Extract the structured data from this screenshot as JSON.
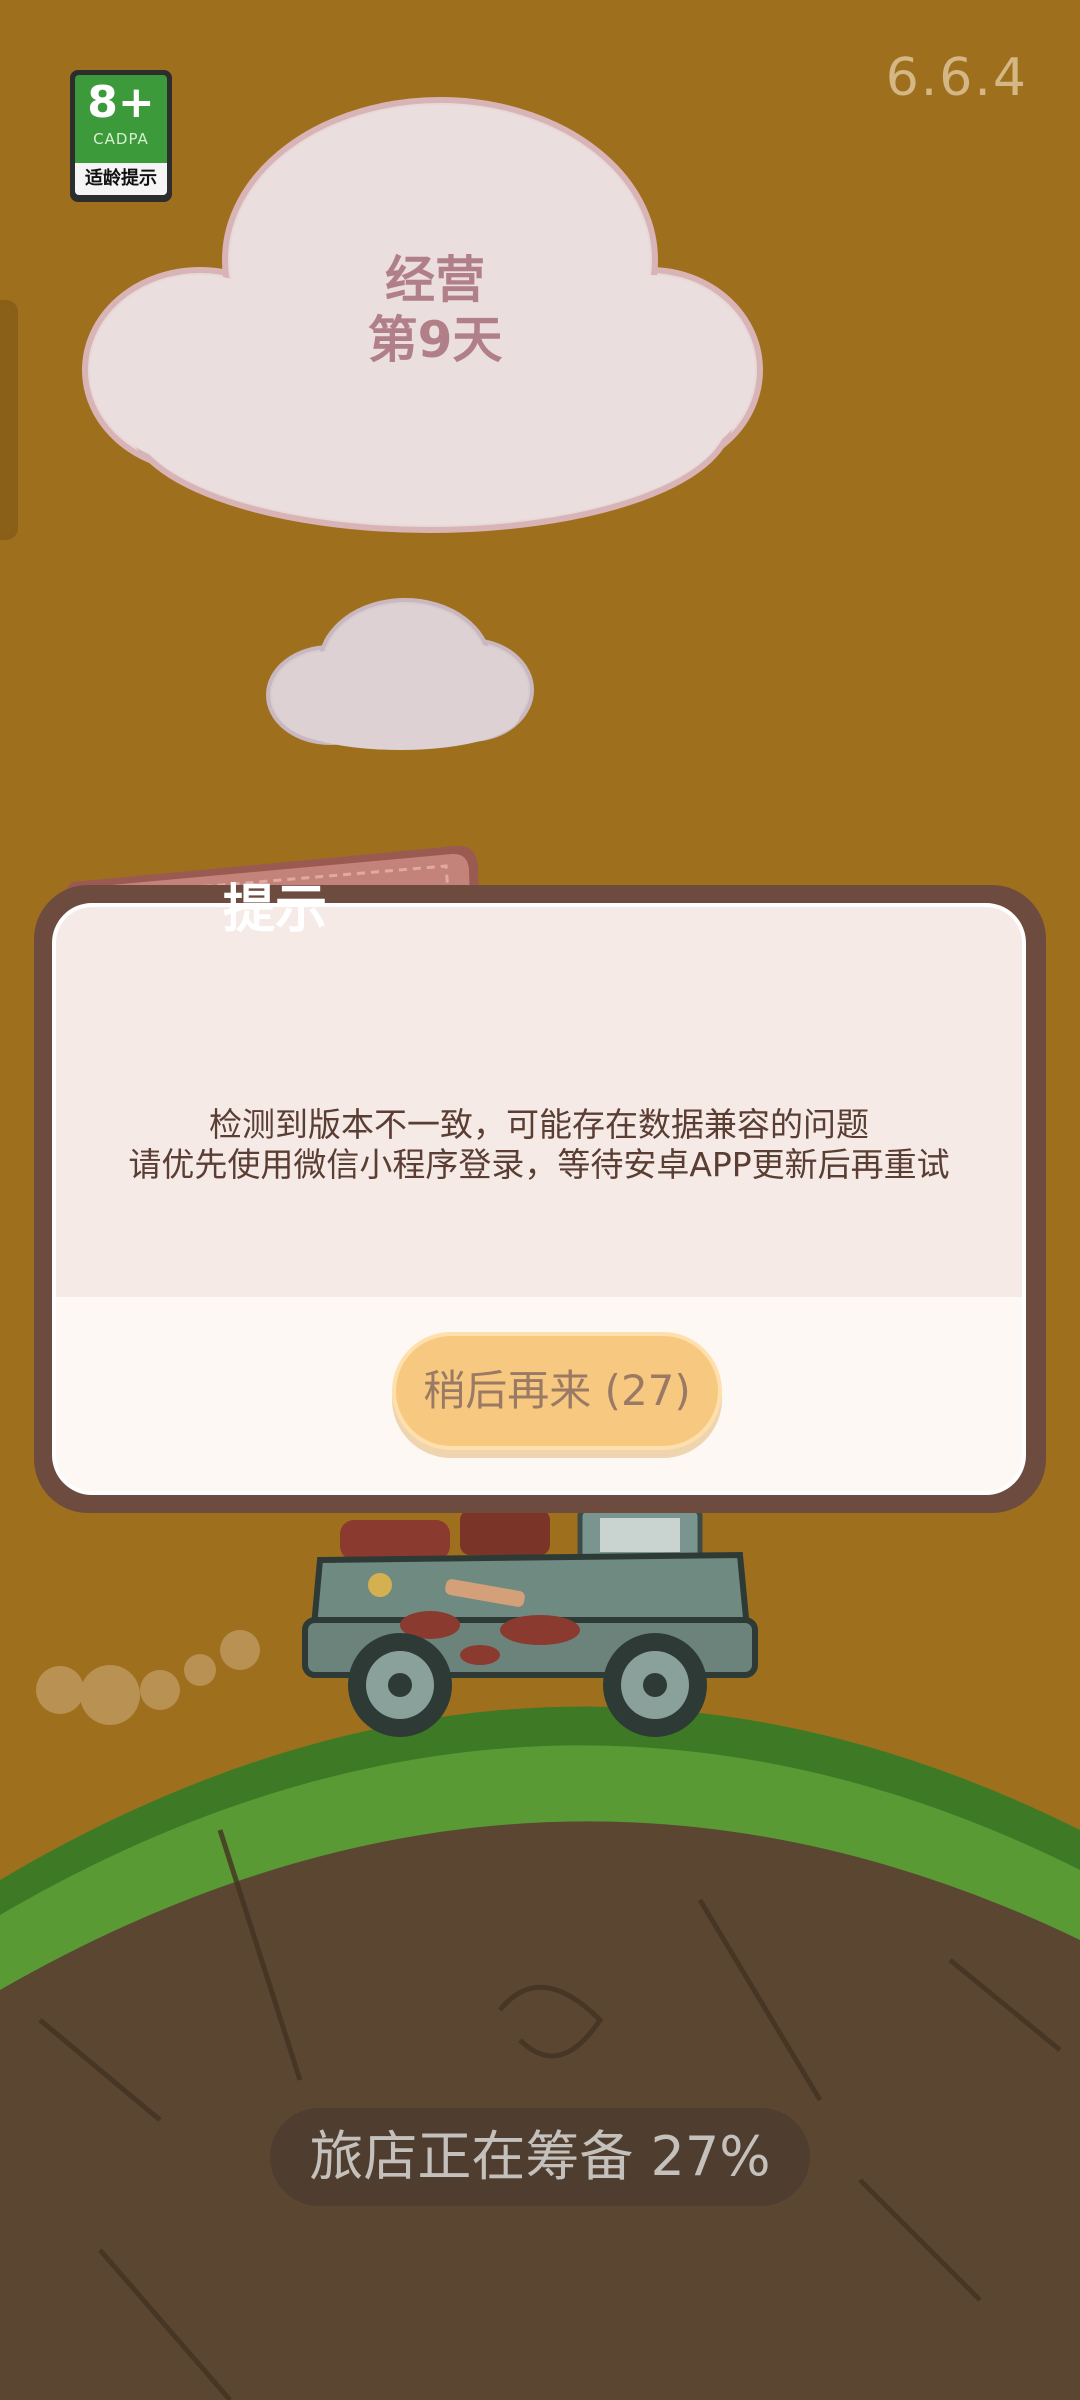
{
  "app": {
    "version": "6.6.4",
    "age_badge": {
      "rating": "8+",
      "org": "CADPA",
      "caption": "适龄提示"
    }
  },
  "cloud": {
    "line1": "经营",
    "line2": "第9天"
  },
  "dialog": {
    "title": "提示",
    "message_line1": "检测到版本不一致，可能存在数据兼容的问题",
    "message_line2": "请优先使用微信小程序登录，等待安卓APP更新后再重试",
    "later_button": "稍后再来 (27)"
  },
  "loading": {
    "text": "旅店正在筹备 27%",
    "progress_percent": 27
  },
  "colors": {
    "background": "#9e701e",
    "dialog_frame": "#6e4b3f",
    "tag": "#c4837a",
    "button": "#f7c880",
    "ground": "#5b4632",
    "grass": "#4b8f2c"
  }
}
┄┄┄┄┄┄┄┄┄┄
- WHAT YOU WILL DO -
Images in the data above are to be skipped. Retype all other material exactly.

- TASK SOLUTION -
Extract the structured data from this screenshot as JSON.
{
  "app": {
    "version": "6.6.4",
    "age_badge": {
      "rating": "8+",
      "org": "CADPA",
      "caption": "适龄提示"
    }
  },
  "cloud": {
    "line1": "经营",
    "line2": "第9天"
  },
  "dialog": {
    "title": "提示",
    "message_line1": "检测到版本不一致，可能存在数据兼容的问题",
    "message_line2": "请优先使用微信小程序登录，等待安卓APP更新后再重试",
    "later_button": "稍后再来 (27)"
  },
  "loading": {
    "text": "旅店正在筹备 27%",
    "progress_percent": 27
  },
  "colors": {
    "background": "#9e701e",
    "dialog_frame": "#6e4b3f",
    "tag": "#c4837a",
    "button": "#f7c880",
    "ground": "#5b4632",
    "grass": "#4b8f2c"
  }
}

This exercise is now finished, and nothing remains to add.